EXERCISE BRIEF: Lines holding the string "JSON" are the ones to copy; find them all in the data.

— begin —

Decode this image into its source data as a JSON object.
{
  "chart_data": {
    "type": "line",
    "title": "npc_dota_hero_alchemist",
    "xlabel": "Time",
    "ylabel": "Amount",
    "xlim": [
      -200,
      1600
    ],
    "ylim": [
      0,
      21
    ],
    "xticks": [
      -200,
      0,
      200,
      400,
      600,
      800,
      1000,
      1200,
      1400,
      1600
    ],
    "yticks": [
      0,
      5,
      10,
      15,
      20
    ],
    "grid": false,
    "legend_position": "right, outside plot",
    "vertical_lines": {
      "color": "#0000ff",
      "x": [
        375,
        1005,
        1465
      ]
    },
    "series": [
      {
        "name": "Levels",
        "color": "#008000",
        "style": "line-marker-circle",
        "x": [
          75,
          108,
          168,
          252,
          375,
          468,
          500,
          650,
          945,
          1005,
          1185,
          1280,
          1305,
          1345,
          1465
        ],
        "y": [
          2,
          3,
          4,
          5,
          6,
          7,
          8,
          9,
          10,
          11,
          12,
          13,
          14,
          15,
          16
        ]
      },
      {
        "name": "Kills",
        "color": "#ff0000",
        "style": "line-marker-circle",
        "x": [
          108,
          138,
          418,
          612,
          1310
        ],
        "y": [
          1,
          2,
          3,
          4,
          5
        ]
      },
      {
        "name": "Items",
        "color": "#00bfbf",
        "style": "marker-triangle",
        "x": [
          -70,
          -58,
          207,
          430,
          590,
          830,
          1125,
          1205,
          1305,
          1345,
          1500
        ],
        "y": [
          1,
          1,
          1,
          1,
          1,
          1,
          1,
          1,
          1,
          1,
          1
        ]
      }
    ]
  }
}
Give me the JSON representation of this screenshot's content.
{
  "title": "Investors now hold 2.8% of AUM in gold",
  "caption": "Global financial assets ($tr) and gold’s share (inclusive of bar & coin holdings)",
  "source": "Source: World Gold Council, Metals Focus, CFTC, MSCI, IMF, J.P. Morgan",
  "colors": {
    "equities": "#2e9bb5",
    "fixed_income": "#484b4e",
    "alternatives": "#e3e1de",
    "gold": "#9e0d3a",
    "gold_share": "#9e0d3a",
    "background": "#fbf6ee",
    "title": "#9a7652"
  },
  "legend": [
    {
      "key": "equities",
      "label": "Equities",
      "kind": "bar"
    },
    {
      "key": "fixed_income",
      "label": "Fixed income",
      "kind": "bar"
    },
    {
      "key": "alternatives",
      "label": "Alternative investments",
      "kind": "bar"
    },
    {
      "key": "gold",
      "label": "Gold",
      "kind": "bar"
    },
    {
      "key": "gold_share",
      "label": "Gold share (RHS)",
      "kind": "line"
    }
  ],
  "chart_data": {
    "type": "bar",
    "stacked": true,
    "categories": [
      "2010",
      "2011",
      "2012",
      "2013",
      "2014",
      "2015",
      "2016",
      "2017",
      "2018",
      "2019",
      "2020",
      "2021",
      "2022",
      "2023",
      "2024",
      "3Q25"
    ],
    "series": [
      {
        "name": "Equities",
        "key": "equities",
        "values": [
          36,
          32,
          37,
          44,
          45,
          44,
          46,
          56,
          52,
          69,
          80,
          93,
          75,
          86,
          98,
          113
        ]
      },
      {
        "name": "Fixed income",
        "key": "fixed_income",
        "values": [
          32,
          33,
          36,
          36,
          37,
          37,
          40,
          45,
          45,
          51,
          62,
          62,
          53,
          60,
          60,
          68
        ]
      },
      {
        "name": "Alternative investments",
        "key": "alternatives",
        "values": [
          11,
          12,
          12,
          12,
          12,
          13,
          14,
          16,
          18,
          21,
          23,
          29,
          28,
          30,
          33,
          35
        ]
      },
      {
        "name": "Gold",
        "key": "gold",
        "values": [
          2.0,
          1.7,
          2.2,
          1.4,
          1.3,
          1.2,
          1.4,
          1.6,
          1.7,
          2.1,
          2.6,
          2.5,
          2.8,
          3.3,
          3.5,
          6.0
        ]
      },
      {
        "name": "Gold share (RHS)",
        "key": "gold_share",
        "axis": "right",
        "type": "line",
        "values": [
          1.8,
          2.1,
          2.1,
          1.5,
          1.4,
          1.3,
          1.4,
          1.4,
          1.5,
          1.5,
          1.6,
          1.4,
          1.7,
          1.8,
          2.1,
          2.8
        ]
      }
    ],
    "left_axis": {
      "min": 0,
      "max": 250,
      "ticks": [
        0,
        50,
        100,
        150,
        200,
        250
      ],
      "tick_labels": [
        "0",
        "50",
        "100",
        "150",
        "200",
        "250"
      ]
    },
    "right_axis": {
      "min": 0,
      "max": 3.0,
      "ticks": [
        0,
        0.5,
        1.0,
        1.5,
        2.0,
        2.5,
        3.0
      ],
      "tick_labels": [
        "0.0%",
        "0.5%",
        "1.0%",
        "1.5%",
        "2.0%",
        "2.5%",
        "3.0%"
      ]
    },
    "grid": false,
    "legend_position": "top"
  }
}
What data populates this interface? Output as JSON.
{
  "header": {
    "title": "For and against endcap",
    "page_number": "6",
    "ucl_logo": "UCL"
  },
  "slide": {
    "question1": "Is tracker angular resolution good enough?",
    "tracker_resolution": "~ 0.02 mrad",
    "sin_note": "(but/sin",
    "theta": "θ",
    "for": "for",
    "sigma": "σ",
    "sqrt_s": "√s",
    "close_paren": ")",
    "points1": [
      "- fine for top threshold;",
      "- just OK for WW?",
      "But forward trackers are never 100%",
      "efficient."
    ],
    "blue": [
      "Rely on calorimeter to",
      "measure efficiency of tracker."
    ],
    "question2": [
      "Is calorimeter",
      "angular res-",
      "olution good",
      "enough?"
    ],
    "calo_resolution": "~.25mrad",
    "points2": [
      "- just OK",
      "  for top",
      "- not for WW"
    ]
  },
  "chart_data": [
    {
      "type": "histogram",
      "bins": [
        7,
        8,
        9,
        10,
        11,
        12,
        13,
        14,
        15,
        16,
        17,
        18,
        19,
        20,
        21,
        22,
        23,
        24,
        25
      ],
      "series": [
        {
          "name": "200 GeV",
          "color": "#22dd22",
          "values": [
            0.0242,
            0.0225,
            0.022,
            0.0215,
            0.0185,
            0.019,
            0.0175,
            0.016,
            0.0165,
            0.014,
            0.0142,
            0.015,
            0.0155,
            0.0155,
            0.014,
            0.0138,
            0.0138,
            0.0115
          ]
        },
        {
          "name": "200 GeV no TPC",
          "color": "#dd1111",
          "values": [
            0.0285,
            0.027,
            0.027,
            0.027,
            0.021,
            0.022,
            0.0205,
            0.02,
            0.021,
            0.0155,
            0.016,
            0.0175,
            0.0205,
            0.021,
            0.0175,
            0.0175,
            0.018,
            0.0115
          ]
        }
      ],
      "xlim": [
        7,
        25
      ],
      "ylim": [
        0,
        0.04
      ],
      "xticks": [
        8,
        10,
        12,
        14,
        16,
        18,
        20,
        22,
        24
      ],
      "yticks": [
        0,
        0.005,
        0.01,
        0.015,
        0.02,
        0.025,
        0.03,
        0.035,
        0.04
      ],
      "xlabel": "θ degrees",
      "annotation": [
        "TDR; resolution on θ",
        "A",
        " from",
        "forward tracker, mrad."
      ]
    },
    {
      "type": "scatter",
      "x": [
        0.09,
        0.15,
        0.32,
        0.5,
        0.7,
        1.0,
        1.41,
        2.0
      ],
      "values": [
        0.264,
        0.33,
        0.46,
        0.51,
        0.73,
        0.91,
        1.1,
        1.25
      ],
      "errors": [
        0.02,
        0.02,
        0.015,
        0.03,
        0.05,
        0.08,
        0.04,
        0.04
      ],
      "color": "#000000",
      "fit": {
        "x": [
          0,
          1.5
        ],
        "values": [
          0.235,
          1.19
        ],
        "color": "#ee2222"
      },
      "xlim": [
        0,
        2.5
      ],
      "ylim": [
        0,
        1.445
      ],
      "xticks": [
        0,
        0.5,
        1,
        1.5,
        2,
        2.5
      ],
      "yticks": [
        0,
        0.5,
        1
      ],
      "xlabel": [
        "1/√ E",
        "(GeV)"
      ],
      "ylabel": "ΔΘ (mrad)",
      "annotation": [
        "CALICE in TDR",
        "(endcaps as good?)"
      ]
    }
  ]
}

— end —

OUTPUT:
Decode this image into its source data as a JSON object.
Give me the JSON representation of this screenshot's content.
What data populates this interface? Output as JSON.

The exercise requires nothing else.